| Data section |
:::
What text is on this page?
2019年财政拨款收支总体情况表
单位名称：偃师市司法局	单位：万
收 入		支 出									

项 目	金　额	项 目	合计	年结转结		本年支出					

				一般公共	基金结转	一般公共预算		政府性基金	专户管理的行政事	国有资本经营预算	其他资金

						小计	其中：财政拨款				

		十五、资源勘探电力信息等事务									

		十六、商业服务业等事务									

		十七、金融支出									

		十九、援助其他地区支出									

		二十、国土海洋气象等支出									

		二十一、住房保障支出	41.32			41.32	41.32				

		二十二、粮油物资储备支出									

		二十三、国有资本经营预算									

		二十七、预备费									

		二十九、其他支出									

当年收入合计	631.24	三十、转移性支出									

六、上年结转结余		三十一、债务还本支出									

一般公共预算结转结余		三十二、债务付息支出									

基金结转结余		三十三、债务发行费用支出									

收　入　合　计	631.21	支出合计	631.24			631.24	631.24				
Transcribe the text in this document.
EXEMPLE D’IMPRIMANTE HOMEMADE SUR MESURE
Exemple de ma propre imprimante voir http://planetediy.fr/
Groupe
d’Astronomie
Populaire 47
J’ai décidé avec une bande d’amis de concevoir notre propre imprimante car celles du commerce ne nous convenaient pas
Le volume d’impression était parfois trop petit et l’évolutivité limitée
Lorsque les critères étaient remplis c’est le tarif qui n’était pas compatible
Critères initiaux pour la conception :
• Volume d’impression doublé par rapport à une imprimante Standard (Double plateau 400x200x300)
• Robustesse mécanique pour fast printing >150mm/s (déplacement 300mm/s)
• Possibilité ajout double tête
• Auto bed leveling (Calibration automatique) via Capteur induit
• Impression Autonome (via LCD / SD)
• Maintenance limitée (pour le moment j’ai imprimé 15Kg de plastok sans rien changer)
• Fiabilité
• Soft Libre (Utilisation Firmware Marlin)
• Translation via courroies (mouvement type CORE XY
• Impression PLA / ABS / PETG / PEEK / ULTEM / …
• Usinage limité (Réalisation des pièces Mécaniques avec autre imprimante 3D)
:::
| Work to complete |
Take the line with "Transcribe the text in this document." and all lines after it through the end of the records, and write them out exactly; include nothing else.

| Written answer |
Transcribe the text in this document.
EXEMPLE D’IMPRIMANTE HOMEMADE SUR MESURE
Exemple de ma propre imprimante voir http://planetediy.fr/
Groupe
d’Astronomie
Populaire 47
J’ai décidé avec une bande d’amis de concevoir notre propre imprimante car celles du commerce ne nous convenaient pas
Le volume d’impression était parfois trop petit et l’évolutivité limitée
Lorsque les critères étaient remplis c’est le tarif qui n’était pas compatible
Critères initiaux pour la conception :
• Volume d’impression doublé par rapport à une imprimante Standard (Double plateau 400x200x300)
• Robustesse mécanique pour fast printing >150mm/s (déplacement 300mm/s)
• Possibilité ajout double tête
• Auto bed leveling (Calibration automatique) via Capteur induit
• Impression Autonome (via LCD / SD)
• Maintenance limitée (pour le moment j’ai imprimé 15Kg de plastok sans rien changer)
• Fiabilité
• Soft Libre (Utilisation Firmware Marlin)
• Translation via courroies (mouvement type CORE XY
• Impression PLA / ABS / PETG / PEEK / ULTEM / …
• Usinage limité (Réalisation des pièces Mécaniques avec autre imprimante 3D)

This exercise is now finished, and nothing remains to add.